━━━ Task inputs ━━━

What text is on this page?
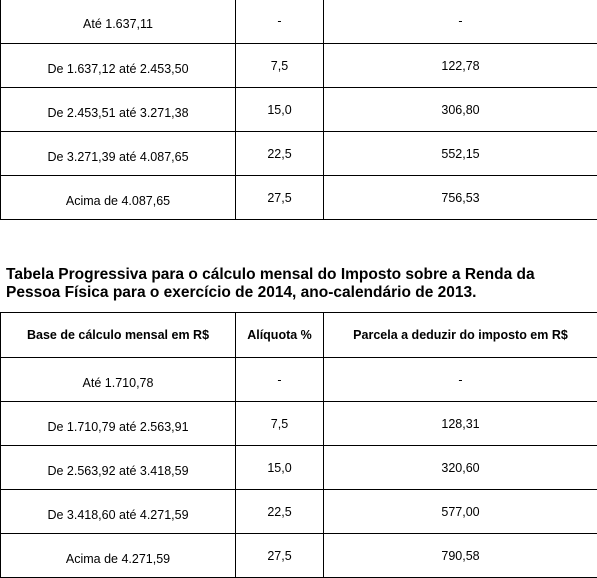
Até 1.637,11	-	-
De 1.637,12 até 2.453,50	7,5	122,78
De 2.453,51 até 3.271,38	15,0	306,80
De 3.271,39 até 4.087,65	22,5	552,15
Acima de 4.087,65	27,5	756,53

Tabela Progressiva para o cálculo mensal do Imposto sobre a Renda da Pessoa Física para o exercício de 2014, ano-calendário de 2013.

Base de cálculo mensal em R$	Alíquota %	Parcela a deduzir do imposto em R$
Até 1.710,78	-	-
De 1.710,79 até 2.563,91	7,5	128,31
De 2.563,92 até 3.418,59	15,0	320,60
De 3.418,60 até 4.271,59	22,5	577,00
Acima de 4.271,59	27,5	790,58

━━━

● Directions
Each line of the material must be retyped exactly, except that images are omitted.

● In response
What text is on this page?
Até 1.637,11	-	-
De 1.637,12 até 2.453,50	7,5	122,78
De 2.453,51 até 3.271,38	15,0	306,80
De 3.271,39 até 4.087,65	22,5	552,15
Acima de 4.087,65	27,5	756,53

Tabela Progressiva para o cálculo mensal do Imposto sobre a Renda da Pessoa Física para o exercício de 2014, ano-calendário de 2013.

Base de cálculo mensal em R$	Alíquota %	Parcela a deduzir do imposto em R$
Até 1.710,78	-	-
De 1.710,79 até 2.563,91	7,5	128,31
De 2.563,92 até 3.418,59	15,0	320,60
De 3.418,60 até 4.271,59	22,5	577,00
Acima de 4.271,59	27,5	790,58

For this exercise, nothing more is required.